===== Recorded data =====

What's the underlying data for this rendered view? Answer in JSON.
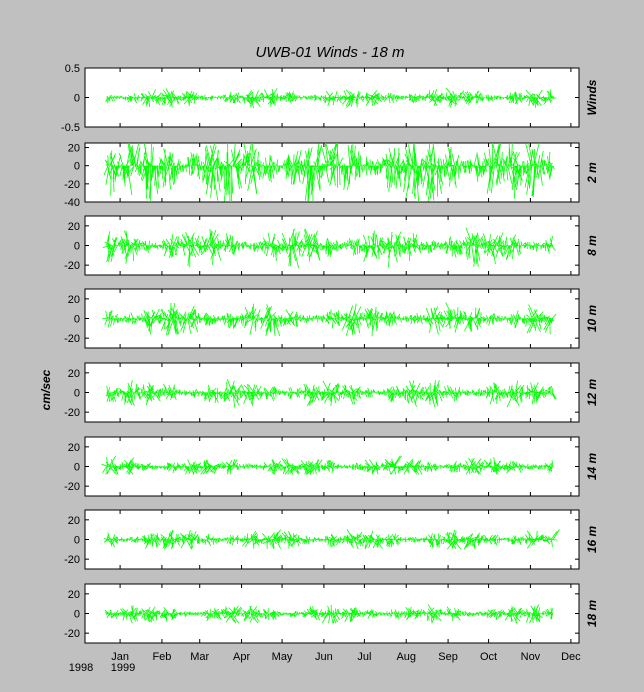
{
  "chart_data": {
    "type": "line",
    "title": "UWB-01   Winds - 18 m",
    "ylabel": "cm/sec",
    "x_start_year": "1998",
    "x_end_year": "1999",
    "x_ticks": [
      "Jan",
      "Feb",
      "Mar",
      "Apr",
      "May",
      "Jun",
      "Jul",
      "Aug",
      "Sep",
      "Oct",
      "Nov",
      "Dec"
    ],
    "x_tick_days": [
      0,
      31,
      59,
      90,
      120,
      151,
      181,
      212,
      243,
      273,
      304,
      334
    ],
    "xlim": [
      -26,
      340
    ],
    "record_days": [
      -10,
      321
    ],
    "series_color": "#00ff00",
    "panels": [
      {
        "label": "Winds",
        "ylim": [
          -0.5,
          0.5
        ],
        "yticks": [
          "0.5",
          "0",
          "-0.5"
        ],
        "ytick_values": [
          0.5,
          0,
          -0.5
        ],
        "amp": 0.06,
        "lo": -0.5,
        "hi": 0.45
      },
      {
        "label": "2 m",
        "ylim": [
          -40,
          25
        ],
        "yticks": [
          "20",
          "0",
          "-20",
          "-40"
        ],
        "ytick_values": [
          20,
          0,
          -20,
          -40
        ],
        "amp": 14,
        "lo": -45,
        "hi": 25
      },
      {
        "label": "8 m",
        "ylim": [
          -30,
          30
        ],
        "yticks": [
          "20",
          "0",
          "-20"
        ],
        "ytick_values": [
          20,
          0,
          -20
        ],
        "amp": 7,
        "lo": -32,
        "hi": 25
      },
      {
        "label": "10 m",
        "ylim": [
          -30,
          30
        ],
        "yticks": [
          "20",
          "0",
          "-20"
        ],
        "ytick_values": [
          20,
          0,
          -20
        ],
        "amp": 6,
        "lo": -25,
        "hi": 20
      },
      {
        "label": "12 m",
        "ylim": [
          -30,
          30
        ],
        "yticks": [
          "20",
          "0",
          "-20"
        ],
        "ytick_values": [
          20,
          0,
          -20
        ],
        "amp": 5,
        "lo": -15,
        "hi": 20
      },
      {
        "label": "14 m",
        "ylim": [
          -30,
          30
        ],
        "yticks": [
          "20",
          "0",
          "-20"
        ],
        "ytick_values": [
          20,
          0,
          -20
        ],
        "amp": 4,
        "lo": -8,
        "hi": 18
      },
      {
        "label": "16 m",
        "ylim": [
          -30,
          30
        ],
        "yticks": [
          "20",
          "0",
          "-20"
        ],
        "ytick_values": [
          20,
          0,
          -20
        ],
        "amp": 4,
        "lo": -10,
        "hi": 20
      },
      {
        "label": "18 m",
        "ylim": [
          -30,
          30
        ],
        "yticks": [
          "20",
          "0",
          "-20"
        ],
        "ytick_values": [
          20,
          0,
          -20
        ],
        "amp": 3.5,
        "lo": -10,
        "hi": 18
      }
    ],
    "grid": false,
    "legend": "none"
  }
}
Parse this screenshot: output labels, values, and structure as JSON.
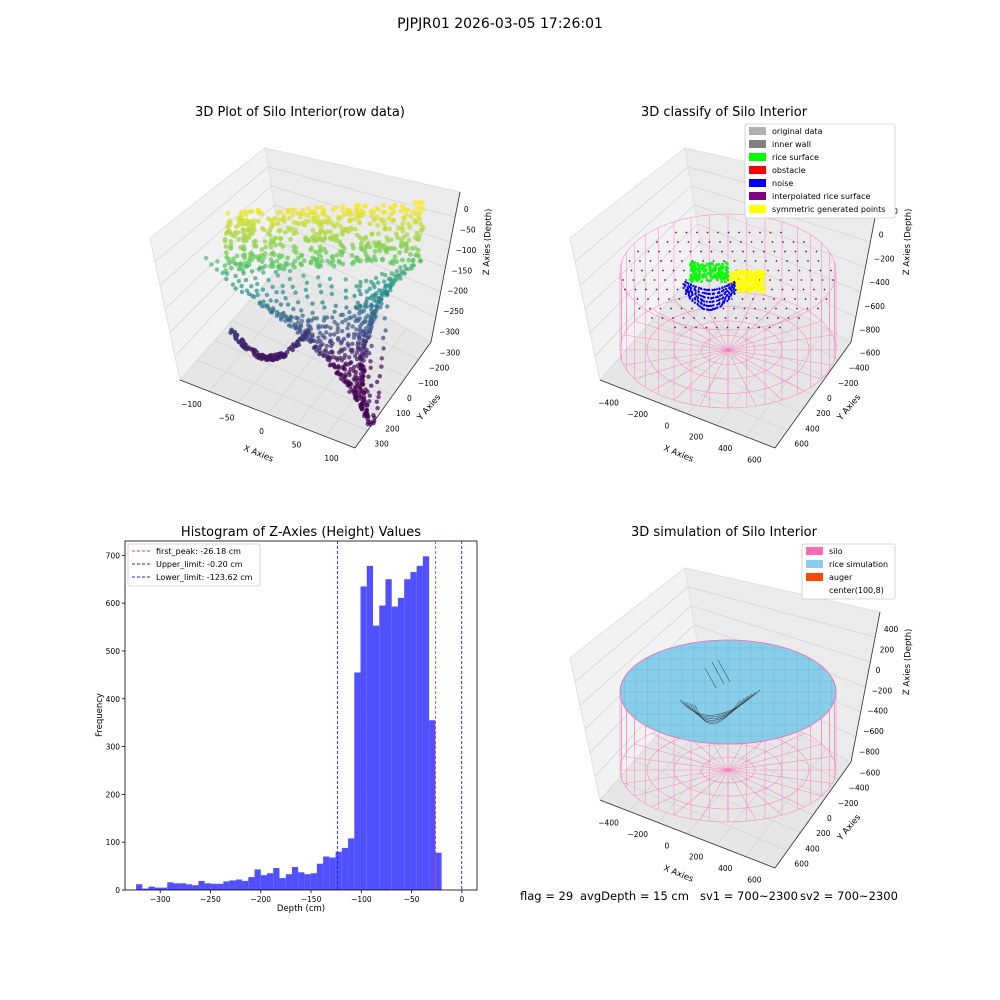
{
  "suptitle": "PJPJR01 2026-03-05 17:26:01",
  "status": {
    "flag": "flag = 29",
    "avg_depth": "avgDepth = 15 cm",
    "sv1": "sv1 = 700~2300",
    "sv2": "sv2 = 700~2300"
  },
  "colors": {
    "hist_bar": "#4c4cff",
    "first_peak": "#e8443a",
    "limit": "#1a1aff",
    "silo": "#ff69b4",
    "rice_simulation": "#87ceeb",
    "auger": "#ff4500",
    "original": "#b0b0b0",
    "inner_wall": "#808080",
    "rice_surface": "#00ff00",
    "obstacle": "#ff0000",
    "noise": "#0000ff",
    "interpolated": "#800080",
    "symmetric": "#ffff00"
  },
  "chart_data": [
    {
      "type": "scatter",
      "subtype": "3d",
      "title": "3D Plot of Silo Interior(row data)",
      "xlabel": "X Axies",
      "ylabel": "Y Axies",
      "zlabel": "Z Axies (Depth)",
      "x_ticks": [
        "−100",
        "−50",
        "0",
        "50",
        "100"
      ],
      "y_ticks": [
        "−300",
        "−200",
        "−100",
        "0",
        "100",
        "200",
        "300"
      ],
      "z_ticks": [
        "0",
        "−50",
        "−100",
        "−150",
        "−200",
        "−250",
        "−300"
      ],
      "colormap": "viridis"
    },
    {
      "type": "scatter",
      "subtype": "3d",
      "title": "3D classify of Silo Interior",
      "xlabel": "X Axies",
      "ylabel": "Y Axies",
      "zlabel": "Z Axies (Depth)",
      "x_ticks": [
        "−400",
        "−200",
        "0",
        "200",
        "400",
        "600"
      ],
      "y_ticks": [
        "−600",
        "−400",
        "−200",
        "0",
        "200",
        "400",
        "600"
      ],
      "z_ticks": [
        "200",
        "0",
        "−200",
        "−400",
        "−600",
        "−800"
      ],
      "legend": [
        "original data",
        "inner wall",
        "rice surface",
        "obstacle",
        "noise",
        "interpolated rice surface",
        "symmetric generated points"
      ],
      "legend_position": "top-right"
    },
    {
      "type": "bar",
      "subtype": "histogram",
      "title": "Histogram of Z-Axies (Height) Values",
      "xlabel": "Depth (cm)",
      "ylabel": "Frequency",
      "xlim": [
        -335,
        15
      ],
      "ylim": [
        0,
        730
      ],
      "x_ticks": [
        -300,
        -250,
        -200,
        -150,
        -100,
        -50,
        0
      ],
      "y_ticks": [
        0,
        100,
        200,
        300,
        400,
        500,
        600,
        700
      ],
      "bin_width": 6.2,
      "bin_start": -324,
      "values": [
        12,
        3,
        7,
        5,
        5,
        16,
        14,
        14,
        12,
        10,
        19,
        14,
        13,
        13,
        18,
        20,
        22,
        19,
        27,
        43,
        31,
        35,
        46,
        25,
        33,
        48,
        37,
        33,
        35,
        55,
        70,
        68,
        80,
        88,
        108,
        455,
        635,
        678,
        553,
        595,
        650,
        593,
        611,
        650,
        665,
        678,
        698,
        355,
        78
      ],
      "lines": [
        {
          "label": "first_peak: -26.18 cm",
          "x": -26.18,
          "kind": "first_peak"
        },
        {
          "label": "Upper_limit: -0.20 cm",
          "x": -0.2,
          "kind": "limit"
        },
        {
          "label": "Lower_limit: -123.62 cm",
          "x": -123.62,
          "kind": "limit"
        }
      ],
      "legend_position": "top-left"
    },
    {
      "type": "scatter",
      "subtype": "3d",
      "title": "3D simulation of Silo Interior",
      "xlabel": "X Axies",
      "ylabel": "Y Axies",
      "zlabel": "Z Axies (Depth)",
      "x_ticks": [
        "−400",
        "−200",
        "0",
        "200",
        "400",
        "600"
      ],
      "y_ticks": [
        "−600",
        "−400",
        "−200",
        "0",
        "200",
        "400",
        "600"
      ],
      "z_ticks": [
        "400",
        "200",
        "0",
        "−200",
        "−400",
        "−600",
        "−800"
      ],
      "legend": [
        "silo",
        "rice simulation",
        "auger",
        "center(100,8)"
      ],
      "legend_position": "top-right"
    }
  ]
}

=====

What is expected:
Copy every line of the entries above in which "interpolated" occurs.

Exercise response:
    "interpolated": "#800080",
        "interpolated rice surface",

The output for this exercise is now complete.